EXERCISE: Can you copy out, character for character, every line of the material below, from the line containing "white-stone-M12[interactable]: [465, 430, 502, 467]" down to the line containing "right-scroll-strip[interactable]: [843, 11, 850, 762]", with both of those lines included?

━━━━━ DATA EXTRACT

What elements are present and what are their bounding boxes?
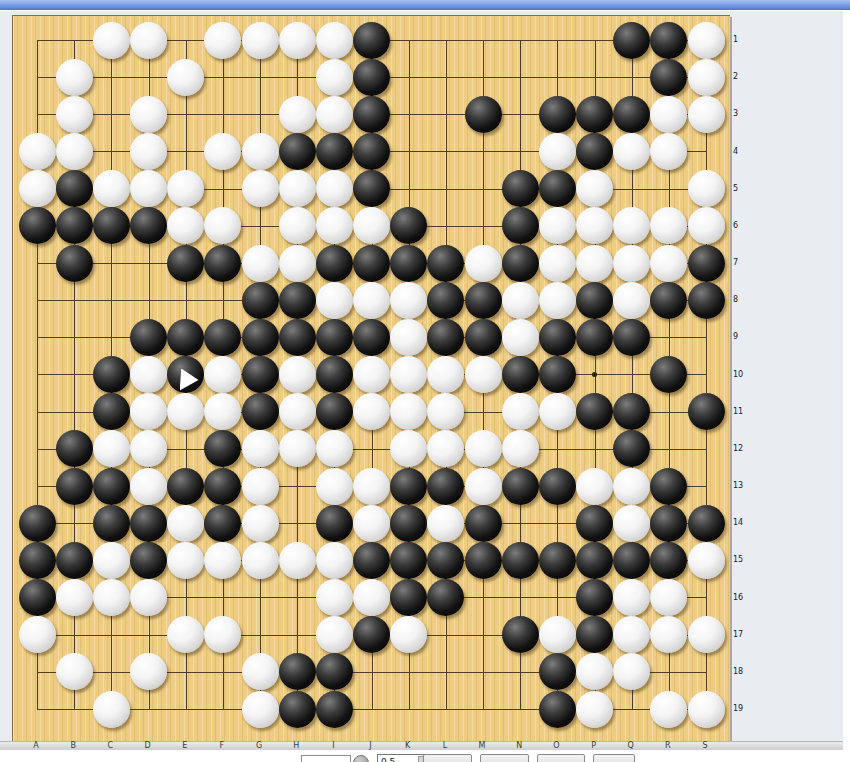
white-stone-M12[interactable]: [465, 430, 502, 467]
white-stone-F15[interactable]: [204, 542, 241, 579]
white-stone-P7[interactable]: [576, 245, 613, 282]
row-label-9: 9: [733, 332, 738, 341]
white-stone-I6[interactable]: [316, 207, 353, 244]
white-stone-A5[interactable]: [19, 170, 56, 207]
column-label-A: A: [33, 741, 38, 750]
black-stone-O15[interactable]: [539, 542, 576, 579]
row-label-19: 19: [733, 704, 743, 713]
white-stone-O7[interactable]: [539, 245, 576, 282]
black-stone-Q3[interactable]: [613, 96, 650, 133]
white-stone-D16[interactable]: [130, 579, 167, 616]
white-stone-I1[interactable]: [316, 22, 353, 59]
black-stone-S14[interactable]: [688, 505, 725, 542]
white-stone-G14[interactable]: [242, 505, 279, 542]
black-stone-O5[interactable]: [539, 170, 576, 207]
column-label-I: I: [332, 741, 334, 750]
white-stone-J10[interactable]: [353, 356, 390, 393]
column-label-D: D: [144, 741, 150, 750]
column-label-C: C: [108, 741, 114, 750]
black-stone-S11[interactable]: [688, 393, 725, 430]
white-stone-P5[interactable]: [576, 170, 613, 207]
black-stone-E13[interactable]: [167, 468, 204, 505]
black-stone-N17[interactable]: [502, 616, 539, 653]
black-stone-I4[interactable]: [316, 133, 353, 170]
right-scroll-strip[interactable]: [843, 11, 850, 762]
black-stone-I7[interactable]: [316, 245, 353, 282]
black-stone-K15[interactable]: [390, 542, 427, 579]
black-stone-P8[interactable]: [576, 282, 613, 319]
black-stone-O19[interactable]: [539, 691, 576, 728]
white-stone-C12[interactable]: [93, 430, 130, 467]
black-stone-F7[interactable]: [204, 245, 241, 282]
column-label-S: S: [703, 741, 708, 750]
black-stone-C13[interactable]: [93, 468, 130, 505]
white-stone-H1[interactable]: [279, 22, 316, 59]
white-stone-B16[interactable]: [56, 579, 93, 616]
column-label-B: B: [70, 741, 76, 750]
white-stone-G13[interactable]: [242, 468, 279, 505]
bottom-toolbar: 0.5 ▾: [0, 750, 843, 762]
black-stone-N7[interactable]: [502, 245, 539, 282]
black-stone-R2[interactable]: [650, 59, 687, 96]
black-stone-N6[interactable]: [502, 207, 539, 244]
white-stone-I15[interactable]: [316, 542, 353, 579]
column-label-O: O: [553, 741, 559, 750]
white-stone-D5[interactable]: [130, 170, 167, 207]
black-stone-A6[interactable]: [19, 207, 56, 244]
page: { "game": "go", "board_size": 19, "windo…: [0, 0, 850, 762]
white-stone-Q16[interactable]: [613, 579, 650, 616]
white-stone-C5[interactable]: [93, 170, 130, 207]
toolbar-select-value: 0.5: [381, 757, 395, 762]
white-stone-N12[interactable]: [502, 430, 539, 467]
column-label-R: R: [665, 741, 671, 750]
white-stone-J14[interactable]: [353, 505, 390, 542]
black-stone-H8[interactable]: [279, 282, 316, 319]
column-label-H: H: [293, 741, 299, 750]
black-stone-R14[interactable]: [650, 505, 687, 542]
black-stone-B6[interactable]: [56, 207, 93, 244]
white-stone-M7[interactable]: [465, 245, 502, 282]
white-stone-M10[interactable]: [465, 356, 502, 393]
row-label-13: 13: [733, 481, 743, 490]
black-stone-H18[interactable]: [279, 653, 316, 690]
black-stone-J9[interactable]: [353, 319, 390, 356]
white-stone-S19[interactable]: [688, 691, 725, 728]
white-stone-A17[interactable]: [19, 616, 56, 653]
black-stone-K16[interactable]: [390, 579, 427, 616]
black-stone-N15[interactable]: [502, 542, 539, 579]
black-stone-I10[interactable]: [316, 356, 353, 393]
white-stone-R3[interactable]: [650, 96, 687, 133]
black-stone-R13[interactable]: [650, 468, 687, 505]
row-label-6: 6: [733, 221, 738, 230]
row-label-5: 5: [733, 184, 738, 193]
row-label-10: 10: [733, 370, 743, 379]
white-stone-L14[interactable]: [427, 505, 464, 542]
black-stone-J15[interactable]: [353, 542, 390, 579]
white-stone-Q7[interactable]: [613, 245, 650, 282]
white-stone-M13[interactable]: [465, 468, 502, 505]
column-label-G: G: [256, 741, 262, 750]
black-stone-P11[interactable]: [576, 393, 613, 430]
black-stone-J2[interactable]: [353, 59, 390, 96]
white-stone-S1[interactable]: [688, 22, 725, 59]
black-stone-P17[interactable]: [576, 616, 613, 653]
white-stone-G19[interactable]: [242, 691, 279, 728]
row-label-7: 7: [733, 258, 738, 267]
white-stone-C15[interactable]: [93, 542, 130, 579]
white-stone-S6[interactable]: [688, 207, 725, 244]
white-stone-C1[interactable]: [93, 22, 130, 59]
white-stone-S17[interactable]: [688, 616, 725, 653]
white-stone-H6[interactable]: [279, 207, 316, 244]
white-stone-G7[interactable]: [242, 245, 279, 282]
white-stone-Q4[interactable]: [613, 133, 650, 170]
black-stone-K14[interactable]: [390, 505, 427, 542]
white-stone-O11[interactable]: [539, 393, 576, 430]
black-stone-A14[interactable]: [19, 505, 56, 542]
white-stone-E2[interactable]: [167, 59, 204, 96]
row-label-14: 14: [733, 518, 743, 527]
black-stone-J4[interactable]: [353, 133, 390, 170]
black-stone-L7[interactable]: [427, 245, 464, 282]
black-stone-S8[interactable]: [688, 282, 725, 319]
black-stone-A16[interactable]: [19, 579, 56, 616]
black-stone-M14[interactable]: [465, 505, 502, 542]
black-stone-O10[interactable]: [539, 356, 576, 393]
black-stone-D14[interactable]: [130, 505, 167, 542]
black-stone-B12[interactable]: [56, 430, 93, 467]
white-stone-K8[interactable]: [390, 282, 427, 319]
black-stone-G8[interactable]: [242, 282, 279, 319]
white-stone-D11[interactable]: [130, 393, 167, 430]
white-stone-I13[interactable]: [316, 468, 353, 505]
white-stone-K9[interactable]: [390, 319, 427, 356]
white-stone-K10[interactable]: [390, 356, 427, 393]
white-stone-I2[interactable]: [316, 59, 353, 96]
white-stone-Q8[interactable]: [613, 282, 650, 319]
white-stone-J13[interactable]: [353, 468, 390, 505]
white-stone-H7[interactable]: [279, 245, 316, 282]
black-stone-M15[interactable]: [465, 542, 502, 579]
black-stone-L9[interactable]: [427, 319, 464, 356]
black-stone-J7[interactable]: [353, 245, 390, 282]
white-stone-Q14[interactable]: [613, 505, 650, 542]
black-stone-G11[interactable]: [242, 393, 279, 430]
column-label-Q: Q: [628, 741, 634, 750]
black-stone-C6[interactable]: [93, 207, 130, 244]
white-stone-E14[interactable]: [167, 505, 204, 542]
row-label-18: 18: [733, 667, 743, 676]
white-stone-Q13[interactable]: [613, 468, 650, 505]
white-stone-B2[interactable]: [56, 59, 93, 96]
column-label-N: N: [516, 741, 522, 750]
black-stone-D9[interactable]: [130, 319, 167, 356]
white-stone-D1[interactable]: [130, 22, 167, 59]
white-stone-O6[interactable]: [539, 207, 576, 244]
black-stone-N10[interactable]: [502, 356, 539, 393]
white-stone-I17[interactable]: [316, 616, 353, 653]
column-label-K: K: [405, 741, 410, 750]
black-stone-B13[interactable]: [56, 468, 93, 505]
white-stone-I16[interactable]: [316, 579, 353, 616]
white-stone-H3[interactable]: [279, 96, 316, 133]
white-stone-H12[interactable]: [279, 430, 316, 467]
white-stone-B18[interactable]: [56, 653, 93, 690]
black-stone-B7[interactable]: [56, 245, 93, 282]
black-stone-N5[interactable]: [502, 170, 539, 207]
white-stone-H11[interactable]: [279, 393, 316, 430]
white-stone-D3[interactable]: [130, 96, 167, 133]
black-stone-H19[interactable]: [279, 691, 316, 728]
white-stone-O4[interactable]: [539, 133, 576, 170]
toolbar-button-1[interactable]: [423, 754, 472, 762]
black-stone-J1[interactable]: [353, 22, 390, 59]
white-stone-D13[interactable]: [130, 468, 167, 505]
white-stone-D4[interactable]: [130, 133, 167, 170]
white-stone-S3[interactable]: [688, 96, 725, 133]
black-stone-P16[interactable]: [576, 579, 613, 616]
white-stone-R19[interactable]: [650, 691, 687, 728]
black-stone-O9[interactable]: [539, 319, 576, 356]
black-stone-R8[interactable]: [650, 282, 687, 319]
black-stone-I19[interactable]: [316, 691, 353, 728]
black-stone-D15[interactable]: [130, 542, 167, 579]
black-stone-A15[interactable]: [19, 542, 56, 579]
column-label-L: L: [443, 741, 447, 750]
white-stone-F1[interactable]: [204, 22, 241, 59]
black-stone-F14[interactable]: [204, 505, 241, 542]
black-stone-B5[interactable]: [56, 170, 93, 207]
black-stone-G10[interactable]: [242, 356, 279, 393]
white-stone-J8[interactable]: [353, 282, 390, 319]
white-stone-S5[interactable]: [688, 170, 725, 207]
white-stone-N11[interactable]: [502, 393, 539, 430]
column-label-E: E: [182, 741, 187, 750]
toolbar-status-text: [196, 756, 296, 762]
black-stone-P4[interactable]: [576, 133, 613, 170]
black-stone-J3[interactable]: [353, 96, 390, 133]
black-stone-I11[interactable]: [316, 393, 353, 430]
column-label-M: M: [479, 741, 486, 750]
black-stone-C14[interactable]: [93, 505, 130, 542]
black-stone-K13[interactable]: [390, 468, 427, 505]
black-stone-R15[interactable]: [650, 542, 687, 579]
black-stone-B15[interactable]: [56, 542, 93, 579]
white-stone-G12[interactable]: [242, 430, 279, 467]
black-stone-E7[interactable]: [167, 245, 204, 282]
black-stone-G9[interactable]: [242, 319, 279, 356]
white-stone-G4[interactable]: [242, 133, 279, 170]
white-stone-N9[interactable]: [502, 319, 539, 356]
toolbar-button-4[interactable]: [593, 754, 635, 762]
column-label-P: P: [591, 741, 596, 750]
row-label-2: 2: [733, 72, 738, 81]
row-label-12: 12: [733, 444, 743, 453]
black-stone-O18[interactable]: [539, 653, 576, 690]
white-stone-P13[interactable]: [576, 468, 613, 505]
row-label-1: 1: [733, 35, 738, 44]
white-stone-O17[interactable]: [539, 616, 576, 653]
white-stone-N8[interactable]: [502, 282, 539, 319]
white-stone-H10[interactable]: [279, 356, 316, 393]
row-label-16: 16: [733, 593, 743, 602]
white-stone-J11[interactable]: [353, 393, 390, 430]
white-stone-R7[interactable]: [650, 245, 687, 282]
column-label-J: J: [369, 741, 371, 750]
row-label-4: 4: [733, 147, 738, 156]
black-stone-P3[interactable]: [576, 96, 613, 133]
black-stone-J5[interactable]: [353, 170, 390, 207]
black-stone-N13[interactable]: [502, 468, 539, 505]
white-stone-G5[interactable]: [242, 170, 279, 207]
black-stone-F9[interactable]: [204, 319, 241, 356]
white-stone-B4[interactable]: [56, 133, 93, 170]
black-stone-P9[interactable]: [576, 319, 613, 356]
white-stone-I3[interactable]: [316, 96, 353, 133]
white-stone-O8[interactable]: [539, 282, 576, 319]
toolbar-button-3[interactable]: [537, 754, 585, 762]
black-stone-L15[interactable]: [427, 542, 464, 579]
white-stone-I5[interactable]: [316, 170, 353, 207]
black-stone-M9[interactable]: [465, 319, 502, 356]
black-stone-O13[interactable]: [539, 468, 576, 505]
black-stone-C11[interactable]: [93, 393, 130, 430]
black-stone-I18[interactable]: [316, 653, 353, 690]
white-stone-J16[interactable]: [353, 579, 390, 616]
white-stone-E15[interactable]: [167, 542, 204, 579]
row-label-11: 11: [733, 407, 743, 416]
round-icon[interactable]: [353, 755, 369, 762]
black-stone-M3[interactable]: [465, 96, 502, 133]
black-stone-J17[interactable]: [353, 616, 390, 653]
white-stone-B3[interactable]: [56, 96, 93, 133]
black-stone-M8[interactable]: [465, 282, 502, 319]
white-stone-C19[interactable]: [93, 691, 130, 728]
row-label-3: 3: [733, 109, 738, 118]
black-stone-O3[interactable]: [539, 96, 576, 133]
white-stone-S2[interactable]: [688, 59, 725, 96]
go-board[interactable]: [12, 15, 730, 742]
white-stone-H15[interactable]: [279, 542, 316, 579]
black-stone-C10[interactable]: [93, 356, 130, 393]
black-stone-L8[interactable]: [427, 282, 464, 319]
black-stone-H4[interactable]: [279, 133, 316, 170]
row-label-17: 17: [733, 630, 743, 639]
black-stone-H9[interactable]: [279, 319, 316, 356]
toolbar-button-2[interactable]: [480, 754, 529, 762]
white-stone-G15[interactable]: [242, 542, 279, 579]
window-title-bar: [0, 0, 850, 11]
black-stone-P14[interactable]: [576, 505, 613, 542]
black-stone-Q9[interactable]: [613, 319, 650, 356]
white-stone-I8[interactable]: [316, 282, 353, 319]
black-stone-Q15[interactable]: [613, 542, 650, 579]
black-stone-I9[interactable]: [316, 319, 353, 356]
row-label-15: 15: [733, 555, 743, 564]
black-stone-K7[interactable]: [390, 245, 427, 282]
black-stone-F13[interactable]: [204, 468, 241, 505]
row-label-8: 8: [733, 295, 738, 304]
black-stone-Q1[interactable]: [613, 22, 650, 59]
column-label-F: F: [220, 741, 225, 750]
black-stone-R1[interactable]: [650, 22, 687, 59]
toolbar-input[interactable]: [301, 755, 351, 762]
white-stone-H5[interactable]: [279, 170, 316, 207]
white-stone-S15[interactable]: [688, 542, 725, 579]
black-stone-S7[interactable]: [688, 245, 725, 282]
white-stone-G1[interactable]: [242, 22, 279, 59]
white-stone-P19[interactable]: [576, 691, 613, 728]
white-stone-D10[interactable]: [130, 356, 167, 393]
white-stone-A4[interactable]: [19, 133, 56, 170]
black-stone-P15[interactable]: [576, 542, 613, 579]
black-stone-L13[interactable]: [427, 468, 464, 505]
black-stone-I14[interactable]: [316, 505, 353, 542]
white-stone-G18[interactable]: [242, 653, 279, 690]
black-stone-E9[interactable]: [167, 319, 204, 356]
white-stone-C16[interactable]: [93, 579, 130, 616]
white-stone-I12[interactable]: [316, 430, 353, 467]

━━━━━━━━━━

FULL ANSWER:
white-stone-M12[interactable]: [465, 430, 502, 467]
white-stone-F15[interactable]: [204, 542, 241, 579]
white-stone-P7[interactable]: [576, 245, 613, 282]
row-label-9: 9: [733, 332, 738, 341]
white-stone-I6[interactable]: [316, 207, 353, 244]
white-stone-A5[interactable]: [19, 170, 56, 207]
column-label-A: A: [33, 741, 38, 750]
black-stone-O15[interactable]: [539, 542, 576, 579]
row-label-19: 19: [733, 704, 743, 713]
white-stone-O7[interactable]: [539, 245, 576, 282]
black-stone-Q3[interactable]: [613, 96, 650, 133]
white-stone-D16[interactable]: [130, 579, 167, 616]
white-stone-I1[interactable]: [316, 22, 353, 59]
black-stone-S14[interactable]: [688, 505, 725, 542]
white-stone-G14[interactable]: [242, 505, 279, 542]
black-stone-O5[interactable]: [539, 170, 576, 207]
column-label-I: I: [332, 741, 334, 750]
white-stone-J10[interactable]: [353, 356, 390, 393]
column-label-D: D: [144, 741, 150, 750]
column-label-C: C: [108, 741, 114, 750]
black-stone-S11[interactable]: [688, 393, 725, 430]
white-stone-P5[interactable]: [576, 170, 613, 207]
black-stone-E13[interactable]: [167, 468, 204, 505]
black-stone-N17[interactable]: [502, 616, 539, 653]
black-stone-I4[interactable]: [316, 133, 353, 170]
right-scroll-strip[interactable]: [843, 11, 850, 762]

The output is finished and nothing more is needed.